SOURCE EXTRACT.
InvalidInputException: Input path does not exist

You stated “processing= s3/recovered” but your configuration file has “s3a://{{ environment }}-snowplow/etl-processing”. There is a clear mismatch (unless I misunderstood) which results in EmrEtlRunner not being able to find the raw (recovered) files to enrich.

Also, 200 GB sounds like too much to be processed in one go. I would advise to break it up into smaller chunks. Are you sure you recovered only the events you intended to?

Hello @ihor thanks for quick response! I wasn’t very clear, sorry about that.

This is the config for the normal EMR job. To run the recovery, we did change the path to be s3a://{{ environment }}-snowplow/recovered. I do see data being loaded into HDFS in EMR monitoring, when I’m running the first step.

Filtering out the events didn’t work for us in Hadoop Recovery and all files were empty (0 bites). So we created a simple passthrough function to allow recovering all events from bad to recovered.

The job is also failing after enrichment, when copying from HDFS to S3.

The files created by Hadoop Recovery are also not compressed, while the files inside in folder are lzo compressed. When I say we have 200 Gb, it is of uncompressed data. If it was compressed, it would be about 20-30Gb.

@Andre_Sionek, it’s been a very long time I was running Hadoop Recovery as we switched to Stream Enrich a while ago. However, your scenario is the simplest one. I only can guess that your own function didn’t produce the right data.

For Hadoop Recovery, your recovery function is as simple as

function process(event, errors) {
    for (var i = 0; i < errors.length; i++) {
        if (! /Could not find schema with key/.test(errors[i])) {
            return null;
        }
    }
    return event;
}

Your Dataflow Runner playbook would look something like

# Remove all comments before use and validate JSON

{
  "schema": "iglu:com.snowplowanalytics.dataflowrunner/PlaybookConfig/avro/1-0-1", # Do not change.
  "data": {
    "region": "<your_region>", # Must be the same region in which you are creating the EMR cluster.
    "credentials": {
      "accessKeyId": "<aws-access-key-id>", # Environment variable or hardcoded value.

DATA EXTRACT.
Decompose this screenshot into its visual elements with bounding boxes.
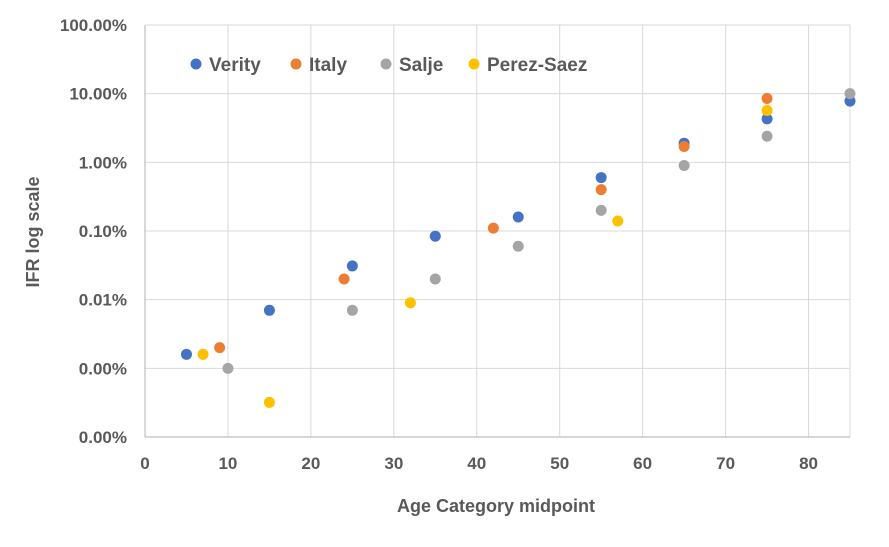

TASK BRIEF. Rename "HDFS" to "the cluster file system" in the stretch of the forum excerpt from "Hello @ihor thanks" through "HDFS to S3.", then write out that stretch again. The lines after the forum excerpt are separate material.

ANSWER.
Hello @ihor thanks for quick response! I wasn’t very clear, sorry about that.

This is the config for the normal EMR job. To run the recovery, we did change the path to be s3a://{{ environment }}-snowplow/recovered. I do see data being loaded into the cluster file system in EMR monitoring, when I’m running the first step.

Filtering out the events didn’t work for us in Hadoop Recovery and all files were empty (0 bites). So we created a simple passthrough function to allow recovering all events from bad to recovered.

The job is also failing after enrichment, when copying from the cluster file system to S3.